Stored data
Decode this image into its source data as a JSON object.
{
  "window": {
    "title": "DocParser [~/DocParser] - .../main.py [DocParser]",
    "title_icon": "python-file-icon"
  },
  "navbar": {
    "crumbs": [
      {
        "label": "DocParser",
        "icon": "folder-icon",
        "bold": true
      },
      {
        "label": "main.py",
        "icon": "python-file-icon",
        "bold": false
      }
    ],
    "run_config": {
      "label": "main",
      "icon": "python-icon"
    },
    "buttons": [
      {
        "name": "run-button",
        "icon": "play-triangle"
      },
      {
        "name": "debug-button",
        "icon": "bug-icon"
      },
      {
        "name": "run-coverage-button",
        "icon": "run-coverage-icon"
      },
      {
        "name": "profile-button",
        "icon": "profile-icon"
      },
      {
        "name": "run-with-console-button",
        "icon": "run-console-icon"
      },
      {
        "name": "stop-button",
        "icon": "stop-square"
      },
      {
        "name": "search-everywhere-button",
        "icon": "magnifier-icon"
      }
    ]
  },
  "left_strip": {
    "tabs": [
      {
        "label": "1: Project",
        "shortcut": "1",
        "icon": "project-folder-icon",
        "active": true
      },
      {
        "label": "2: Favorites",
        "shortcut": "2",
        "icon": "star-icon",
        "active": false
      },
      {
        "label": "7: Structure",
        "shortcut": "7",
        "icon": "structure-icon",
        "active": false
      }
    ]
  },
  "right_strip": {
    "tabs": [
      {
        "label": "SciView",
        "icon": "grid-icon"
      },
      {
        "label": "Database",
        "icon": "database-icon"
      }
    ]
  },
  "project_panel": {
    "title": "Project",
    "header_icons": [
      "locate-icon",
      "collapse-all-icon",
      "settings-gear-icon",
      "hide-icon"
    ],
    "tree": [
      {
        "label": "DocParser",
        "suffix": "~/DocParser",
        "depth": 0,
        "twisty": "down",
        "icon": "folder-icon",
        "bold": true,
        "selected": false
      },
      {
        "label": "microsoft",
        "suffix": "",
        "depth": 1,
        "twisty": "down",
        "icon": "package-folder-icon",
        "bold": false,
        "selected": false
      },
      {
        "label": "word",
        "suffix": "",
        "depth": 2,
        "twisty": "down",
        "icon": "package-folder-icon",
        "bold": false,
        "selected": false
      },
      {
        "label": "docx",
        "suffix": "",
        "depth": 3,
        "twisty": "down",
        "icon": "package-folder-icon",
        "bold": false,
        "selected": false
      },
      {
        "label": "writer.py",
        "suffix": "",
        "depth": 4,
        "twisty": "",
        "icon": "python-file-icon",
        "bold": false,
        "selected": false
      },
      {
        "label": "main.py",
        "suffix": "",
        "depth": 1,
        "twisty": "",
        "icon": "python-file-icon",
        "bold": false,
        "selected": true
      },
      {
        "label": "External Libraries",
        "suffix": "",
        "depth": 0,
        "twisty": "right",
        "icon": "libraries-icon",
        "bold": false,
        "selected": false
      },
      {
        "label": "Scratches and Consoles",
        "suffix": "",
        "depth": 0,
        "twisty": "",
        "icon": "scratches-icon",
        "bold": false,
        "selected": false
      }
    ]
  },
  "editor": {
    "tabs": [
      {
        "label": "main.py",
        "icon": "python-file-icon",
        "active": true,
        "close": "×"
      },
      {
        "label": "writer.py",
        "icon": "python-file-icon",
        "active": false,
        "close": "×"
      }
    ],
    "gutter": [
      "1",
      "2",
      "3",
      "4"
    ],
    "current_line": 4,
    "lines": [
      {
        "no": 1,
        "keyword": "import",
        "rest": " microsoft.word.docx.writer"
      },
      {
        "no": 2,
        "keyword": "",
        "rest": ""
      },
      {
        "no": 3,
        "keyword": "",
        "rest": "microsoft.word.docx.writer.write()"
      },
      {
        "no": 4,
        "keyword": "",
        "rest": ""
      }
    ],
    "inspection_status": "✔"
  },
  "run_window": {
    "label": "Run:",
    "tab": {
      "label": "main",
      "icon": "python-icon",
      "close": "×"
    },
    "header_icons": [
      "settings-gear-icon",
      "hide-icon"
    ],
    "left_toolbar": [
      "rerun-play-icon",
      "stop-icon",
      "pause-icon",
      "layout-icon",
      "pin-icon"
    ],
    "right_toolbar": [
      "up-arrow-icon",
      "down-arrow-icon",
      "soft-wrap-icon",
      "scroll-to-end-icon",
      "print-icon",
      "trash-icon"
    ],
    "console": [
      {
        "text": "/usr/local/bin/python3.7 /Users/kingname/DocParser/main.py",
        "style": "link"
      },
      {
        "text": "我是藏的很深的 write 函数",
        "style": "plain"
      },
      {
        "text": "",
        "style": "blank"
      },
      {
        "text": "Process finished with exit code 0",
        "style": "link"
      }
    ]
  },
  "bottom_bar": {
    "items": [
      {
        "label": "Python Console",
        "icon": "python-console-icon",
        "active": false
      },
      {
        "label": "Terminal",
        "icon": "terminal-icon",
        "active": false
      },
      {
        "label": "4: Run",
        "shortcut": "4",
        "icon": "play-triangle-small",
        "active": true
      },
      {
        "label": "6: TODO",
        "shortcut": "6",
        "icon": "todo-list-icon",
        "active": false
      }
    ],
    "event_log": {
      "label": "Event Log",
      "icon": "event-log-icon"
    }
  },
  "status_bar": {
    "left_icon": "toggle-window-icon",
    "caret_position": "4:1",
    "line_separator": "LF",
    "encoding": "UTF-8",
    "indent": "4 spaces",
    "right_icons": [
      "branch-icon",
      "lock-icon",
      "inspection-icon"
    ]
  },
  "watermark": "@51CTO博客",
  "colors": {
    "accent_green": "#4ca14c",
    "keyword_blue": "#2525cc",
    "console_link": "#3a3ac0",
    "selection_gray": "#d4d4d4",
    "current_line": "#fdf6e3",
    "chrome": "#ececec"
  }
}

▶ **Directive**: Only a number is wanted: how many lines of the data above contain "writer"?

▶ **Expected output**: 4